Pick out each line containing the string "time" and copy it.

[Begin DATA SUPPLIED]

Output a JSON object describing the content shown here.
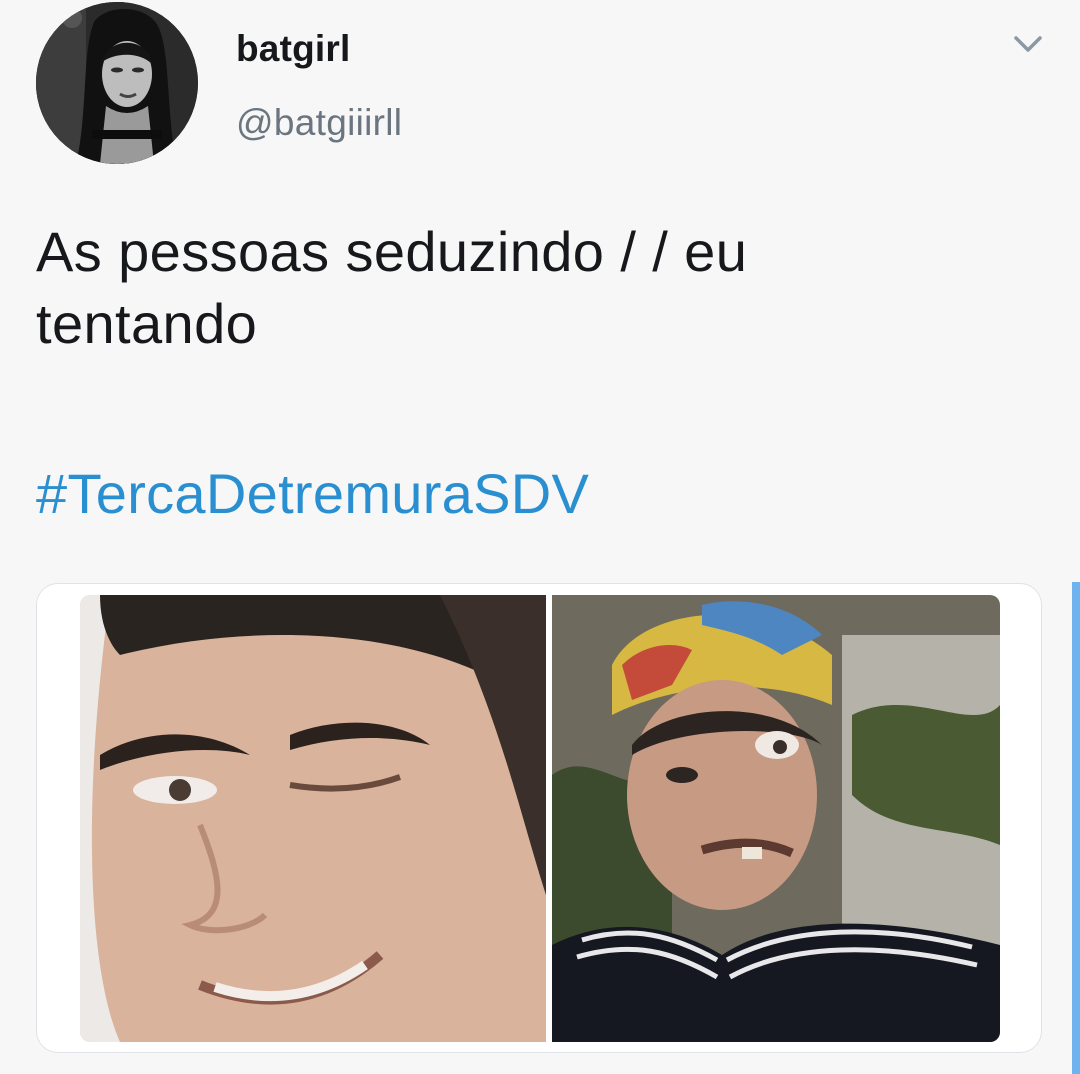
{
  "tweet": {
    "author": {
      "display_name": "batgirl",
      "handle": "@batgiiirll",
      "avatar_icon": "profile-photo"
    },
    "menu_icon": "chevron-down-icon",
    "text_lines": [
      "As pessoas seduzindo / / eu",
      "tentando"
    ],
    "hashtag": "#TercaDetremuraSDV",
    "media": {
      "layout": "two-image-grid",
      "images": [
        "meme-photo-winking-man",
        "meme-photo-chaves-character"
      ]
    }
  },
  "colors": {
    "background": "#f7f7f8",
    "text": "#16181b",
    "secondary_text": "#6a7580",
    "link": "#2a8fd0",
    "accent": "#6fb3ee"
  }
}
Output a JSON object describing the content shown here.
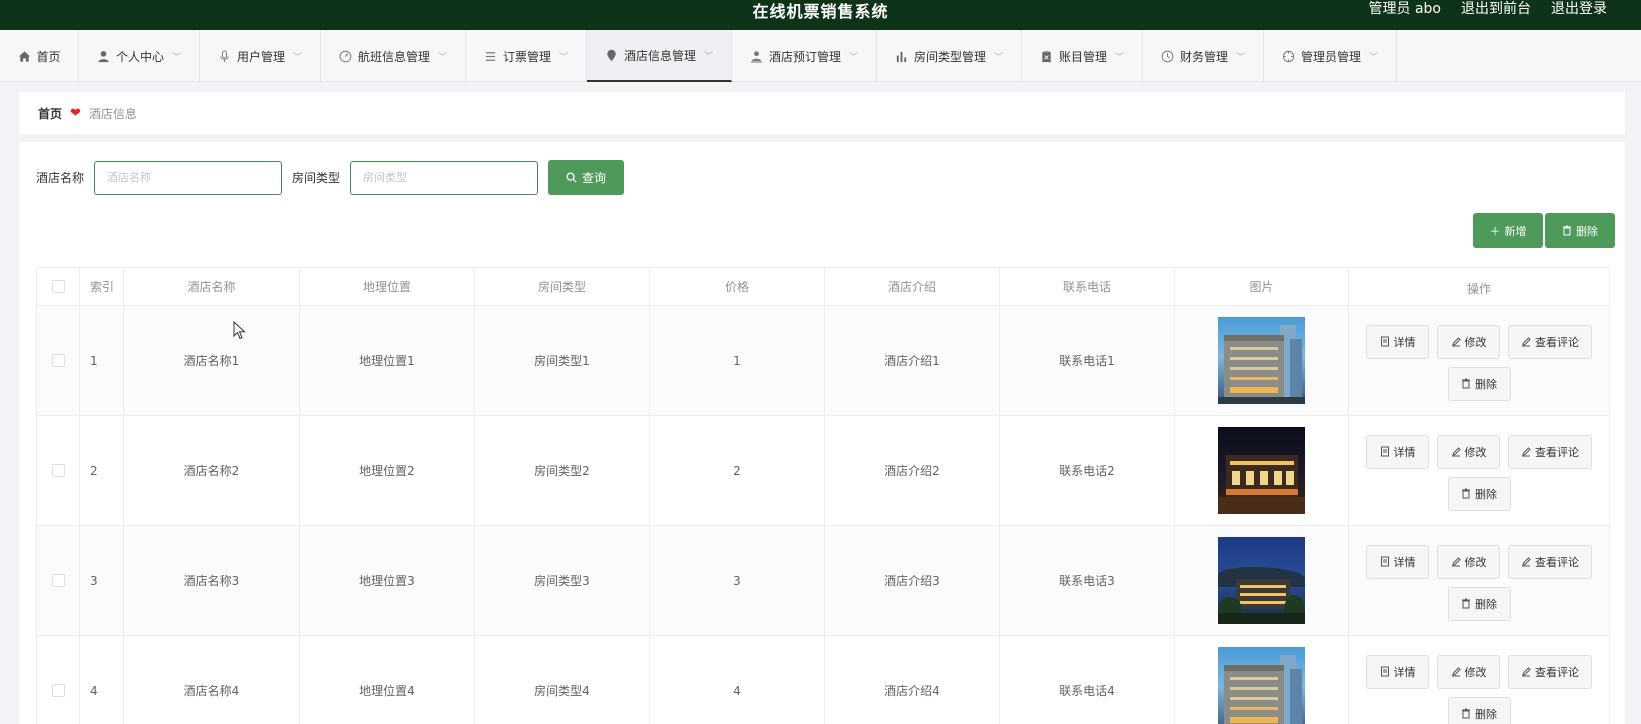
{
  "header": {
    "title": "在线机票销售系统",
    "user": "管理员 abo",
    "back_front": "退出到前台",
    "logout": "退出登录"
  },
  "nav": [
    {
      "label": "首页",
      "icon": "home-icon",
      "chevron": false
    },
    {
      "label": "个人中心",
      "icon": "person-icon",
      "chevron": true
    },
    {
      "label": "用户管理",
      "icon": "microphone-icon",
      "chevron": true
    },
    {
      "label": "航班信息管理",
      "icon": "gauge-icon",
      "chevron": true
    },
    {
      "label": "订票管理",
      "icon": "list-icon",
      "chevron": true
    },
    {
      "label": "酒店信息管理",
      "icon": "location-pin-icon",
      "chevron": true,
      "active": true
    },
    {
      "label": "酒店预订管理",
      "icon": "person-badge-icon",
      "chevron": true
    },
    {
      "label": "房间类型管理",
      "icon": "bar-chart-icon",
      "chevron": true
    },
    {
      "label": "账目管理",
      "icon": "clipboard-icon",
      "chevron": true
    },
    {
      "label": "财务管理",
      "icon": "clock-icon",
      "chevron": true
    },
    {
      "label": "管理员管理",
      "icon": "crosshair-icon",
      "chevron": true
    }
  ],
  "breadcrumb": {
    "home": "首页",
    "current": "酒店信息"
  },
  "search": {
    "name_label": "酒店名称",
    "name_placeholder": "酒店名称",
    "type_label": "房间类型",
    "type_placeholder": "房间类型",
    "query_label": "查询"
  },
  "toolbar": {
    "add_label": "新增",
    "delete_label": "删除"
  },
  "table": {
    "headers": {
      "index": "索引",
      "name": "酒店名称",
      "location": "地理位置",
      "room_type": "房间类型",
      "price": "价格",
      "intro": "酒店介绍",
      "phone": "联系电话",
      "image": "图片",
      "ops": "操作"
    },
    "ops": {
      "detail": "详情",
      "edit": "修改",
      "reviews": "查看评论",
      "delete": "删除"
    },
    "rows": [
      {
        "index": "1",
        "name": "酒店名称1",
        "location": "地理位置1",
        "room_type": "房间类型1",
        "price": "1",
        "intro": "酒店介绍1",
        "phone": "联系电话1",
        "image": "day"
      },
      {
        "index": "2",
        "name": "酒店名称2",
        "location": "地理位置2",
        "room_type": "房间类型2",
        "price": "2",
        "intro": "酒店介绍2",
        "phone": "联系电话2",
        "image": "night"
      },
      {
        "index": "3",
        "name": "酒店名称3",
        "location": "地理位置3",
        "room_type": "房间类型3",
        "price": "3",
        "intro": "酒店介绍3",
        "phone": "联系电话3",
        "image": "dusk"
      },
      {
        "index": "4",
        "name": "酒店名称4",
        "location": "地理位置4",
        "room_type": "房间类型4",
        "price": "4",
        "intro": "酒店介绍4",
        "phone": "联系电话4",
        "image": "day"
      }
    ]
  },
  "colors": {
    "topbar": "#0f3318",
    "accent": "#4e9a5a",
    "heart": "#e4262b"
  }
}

[End DATA SUPPLIED]
[Begin DATA SUPPLIED]

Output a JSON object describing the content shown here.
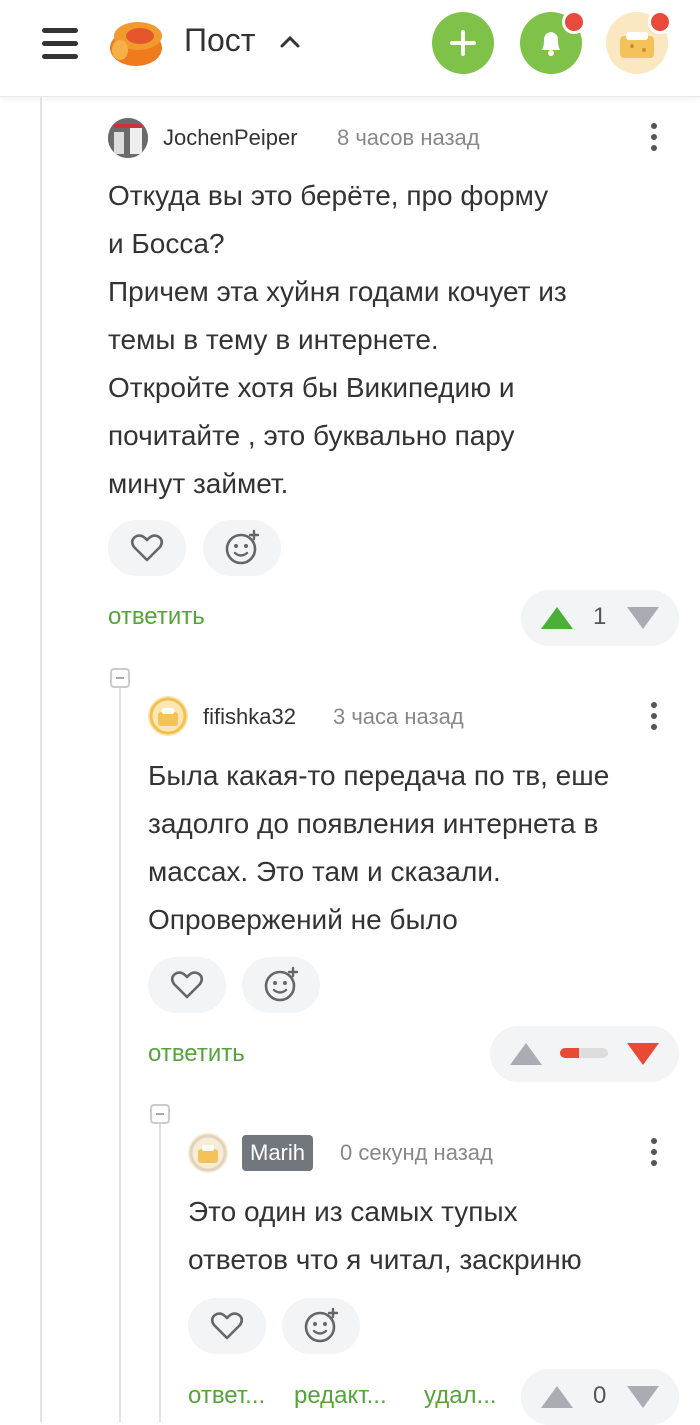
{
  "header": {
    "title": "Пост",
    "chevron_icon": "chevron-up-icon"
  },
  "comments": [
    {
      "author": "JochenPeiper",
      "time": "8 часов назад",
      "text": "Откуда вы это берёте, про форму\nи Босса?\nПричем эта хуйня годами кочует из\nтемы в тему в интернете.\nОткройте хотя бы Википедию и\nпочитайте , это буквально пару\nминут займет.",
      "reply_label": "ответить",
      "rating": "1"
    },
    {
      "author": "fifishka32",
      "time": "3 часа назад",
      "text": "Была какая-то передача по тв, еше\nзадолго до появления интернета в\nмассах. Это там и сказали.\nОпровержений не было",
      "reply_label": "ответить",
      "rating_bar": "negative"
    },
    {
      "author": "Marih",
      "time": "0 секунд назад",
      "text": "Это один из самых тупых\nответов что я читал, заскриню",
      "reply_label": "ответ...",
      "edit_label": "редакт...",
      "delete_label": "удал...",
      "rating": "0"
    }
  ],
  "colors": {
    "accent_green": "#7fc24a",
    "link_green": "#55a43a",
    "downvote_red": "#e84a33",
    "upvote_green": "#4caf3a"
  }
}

[End DATA SUPPLIED]

# THE OUTPUT:
      "time": "8 часов назад",
      "time": "3 часа назад",
      "time": "0 секунд назад",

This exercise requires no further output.